--- Task to complete ---
Search the material for the word "subtitle" and copy each line that holds it.

--- Excerpts from a figure dataset ---
┄┄┄┄┄┄

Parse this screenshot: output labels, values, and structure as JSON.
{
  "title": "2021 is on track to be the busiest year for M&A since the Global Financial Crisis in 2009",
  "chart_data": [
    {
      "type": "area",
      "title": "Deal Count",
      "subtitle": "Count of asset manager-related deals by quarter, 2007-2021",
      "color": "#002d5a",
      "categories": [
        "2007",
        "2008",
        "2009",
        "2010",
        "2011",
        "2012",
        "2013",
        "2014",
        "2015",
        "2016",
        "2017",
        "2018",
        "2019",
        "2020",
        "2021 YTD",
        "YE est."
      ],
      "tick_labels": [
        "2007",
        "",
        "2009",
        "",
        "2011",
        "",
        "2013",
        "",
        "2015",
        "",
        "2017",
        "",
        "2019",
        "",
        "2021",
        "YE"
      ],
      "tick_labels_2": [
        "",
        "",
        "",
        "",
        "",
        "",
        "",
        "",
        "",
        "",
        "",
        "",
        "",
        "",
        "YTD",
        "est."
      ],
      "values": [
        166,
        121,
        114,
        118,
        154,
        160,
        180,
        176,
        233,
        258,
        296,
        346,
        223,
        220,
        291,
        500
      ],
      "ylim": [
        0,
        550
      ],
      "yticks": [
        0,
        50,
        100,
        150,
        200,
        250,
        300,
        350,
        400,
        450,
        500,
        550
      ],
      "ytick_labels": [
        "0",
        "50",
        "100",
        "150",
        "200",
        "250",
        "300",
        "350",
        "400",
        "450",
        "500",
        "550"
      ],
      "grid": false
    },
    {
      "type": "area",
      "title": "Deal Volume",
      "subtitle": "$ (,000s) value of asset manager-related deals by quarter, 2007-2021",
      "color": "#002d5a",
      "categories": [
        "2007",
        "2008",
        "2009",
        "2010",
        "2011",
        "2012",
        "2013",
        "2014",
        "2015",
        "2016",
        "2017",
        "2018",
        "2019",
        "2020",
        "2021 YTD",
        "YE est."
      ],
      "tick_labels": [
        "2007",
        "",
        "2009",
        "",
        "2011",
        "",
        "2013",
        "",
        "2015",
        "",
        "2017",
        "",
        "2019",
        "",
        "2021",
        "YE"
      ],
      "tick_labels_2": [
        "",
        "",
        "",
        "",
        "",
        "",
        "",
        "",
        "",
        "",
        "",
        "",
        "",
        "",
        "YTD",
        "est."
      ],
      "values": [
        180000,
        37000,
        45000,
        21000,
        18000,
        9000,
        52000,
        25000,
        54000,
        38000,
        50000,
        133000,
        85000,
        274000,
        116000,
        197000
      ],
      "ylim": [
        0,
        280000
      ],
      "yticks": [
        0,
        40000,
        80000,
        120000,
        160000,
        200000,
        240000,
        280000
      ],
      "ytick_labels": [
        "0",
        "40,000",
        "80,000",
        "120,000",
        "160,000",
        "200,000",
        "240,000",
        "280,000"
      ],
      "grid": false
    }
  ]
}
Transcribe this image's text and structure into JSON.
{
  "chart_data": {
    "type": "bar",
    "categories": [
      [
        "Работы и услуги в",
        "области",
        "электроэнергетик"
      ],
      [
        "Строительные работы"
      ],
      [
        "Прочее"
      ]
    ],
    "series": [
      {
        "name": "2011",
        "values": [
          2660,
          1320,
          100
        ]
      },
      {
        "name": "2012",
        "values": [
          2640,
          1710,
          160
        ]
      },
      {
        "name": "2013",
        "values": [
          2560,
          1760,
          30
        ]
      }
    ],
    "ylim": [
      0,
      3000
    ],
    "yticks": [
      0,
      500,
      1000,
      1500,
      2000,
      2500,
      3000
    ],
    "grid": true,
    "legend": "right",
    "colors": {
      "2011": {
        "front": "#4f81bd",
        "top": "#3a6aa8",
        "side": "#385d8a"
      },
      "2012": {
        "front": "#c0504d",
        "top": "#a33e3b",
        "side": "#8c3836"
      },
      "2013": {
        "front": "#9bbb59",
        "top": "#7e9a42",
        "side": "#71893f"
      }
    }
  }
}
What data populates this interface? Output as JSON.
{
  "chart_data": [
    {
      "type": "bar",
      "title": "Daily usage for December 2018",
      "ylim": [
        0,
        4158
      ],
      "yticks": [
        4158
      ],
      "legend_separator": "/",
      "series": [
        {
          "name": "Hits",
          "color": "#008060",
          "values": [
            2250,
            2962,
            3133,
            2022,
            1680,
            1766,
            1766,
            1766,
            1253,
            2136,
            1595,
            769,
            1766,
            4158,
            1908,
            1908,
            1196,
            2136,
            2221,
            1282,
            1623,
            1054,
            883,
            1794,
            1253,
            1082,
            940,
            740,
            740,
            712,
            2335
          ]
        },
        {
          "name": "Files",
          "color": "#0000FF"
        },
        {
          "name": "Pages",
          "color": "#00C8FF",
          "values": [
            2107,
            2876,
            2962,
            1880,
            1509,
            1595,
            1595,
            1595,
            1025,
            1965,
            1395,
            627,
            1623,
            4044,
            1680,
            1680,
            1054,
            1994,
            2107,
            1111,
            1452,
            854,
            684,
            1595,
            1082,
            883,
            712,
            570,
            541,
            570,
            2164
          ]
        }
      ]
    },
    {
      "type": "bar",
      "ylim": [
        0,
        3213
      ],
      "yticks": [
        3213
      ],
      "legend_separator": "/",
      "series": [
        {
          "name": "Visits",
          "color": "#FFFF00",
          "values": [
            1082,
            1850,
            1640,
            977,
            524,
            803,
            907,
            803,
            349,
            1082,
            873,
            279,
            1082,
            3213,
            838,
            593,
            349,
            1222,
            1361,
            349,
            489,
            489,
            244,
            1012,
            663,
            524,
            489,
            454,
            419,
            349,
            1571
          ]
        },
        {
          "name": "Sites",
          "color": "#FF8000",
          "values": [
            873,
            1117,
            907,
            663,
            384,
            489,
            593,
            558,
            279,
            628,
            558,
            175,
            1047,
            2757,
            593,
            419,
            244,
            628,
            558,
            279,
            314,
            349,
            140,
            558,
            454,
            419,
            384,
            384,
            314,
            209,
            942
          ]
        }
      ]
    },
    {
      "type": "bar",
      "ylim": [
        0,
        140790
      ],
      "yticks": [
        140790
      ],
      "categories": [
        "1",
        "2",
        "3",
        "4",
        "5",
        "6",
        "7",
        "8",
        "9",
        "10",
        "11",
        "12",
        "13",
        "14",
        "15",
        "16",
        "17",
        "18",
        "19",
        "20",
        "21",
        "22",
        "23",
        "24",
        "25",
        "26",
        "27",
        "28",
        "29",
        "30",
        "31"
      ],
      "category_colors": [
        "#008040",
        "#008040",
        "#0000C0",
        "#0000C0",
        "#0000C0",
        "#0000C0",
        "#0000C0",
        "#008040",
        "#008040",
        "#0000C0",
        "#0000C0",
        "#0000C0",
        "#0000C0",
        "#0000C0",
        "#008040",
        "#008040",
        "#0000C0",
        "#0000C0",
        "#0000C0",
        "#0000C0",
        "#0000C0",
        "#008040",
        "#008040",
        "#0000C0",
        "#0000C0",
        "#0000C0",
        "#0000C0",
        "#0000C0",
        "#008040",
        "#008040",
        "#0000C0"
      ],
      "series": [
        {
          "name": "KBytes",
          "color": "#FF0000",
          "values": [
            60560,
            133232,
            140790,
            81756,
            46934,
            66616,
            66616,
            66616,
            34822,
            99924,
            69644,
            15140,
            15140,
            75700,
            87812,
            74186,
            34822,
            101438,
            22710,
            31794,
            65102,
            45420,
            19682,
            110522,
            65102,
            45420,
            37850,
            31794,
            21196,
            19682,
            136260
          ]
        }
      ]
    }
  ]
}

┄┄┄┄┄┄

--- Finished task ---
      "subtitle": "Count of asset manager-related deals by quarter, 2007-2021",
      "subtitle": "$ (,000s) value of asset manager-related deals by quarter, 2007-2021",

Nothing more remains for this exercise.